(Figure record extracts)
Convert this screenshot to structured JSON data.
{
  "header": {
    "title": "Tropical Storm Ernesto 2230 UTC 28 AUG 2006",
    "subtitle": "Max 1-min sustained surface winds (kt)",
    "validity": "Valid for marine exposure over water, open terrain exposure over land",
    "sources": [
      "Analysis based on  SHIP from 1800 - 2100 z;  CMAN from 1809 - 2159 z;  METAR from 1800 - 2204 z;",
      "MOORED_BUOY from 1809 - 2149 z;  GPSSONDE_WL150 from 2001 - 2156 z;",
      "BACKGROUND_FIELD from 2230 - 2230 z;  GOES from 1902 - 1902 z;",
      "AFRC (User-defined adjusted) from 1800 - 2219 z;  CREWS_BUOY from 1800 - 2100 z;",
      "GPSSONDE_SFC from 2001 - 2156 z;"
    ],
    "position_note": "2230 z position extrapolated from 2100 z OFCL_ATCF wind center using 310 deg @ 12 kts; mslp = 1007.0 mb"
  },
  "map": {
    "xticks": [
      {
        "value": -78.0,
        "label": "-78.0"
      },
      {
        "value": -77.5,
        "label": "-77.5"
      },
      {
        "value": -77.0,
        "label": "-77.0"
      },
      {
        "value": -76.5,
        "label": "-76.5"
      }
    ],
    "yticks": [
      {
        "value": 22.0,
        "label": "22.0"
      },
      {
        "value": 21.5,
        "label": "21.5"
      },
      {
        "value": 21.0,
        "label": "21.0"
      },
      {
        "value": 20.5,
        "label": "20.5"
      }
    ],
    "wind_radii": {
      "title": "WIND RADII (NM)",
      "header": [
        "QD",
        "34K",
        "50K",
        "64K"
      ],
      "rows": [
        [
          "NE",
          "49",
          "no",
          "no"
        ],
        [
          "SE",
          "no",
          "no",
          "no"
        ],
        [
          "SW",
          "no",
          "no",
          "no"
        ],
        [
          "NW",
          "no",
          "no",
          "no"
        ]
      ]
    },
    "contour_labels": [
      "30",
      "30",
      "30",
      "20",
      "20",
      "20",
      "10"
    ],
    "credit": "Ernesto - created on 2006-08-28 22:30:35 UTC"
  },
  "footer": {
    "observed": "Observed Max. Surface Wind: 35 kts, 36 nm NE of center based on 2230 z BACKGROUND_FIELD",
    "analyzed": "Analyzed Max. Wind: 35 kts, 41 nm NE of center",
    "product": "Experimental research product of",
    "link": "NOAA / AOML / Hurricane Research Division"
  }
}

■ **The request**:
Show all lines above holding "value".

■ **Solution to this problem**:
        "value": -78.0,
        "value": -77.5,
        "value": -77.0,
        "value": -76.5,
        "value": 22.0,
        "value": 21.5,
        "value": 21.0,
        "value": 20.5,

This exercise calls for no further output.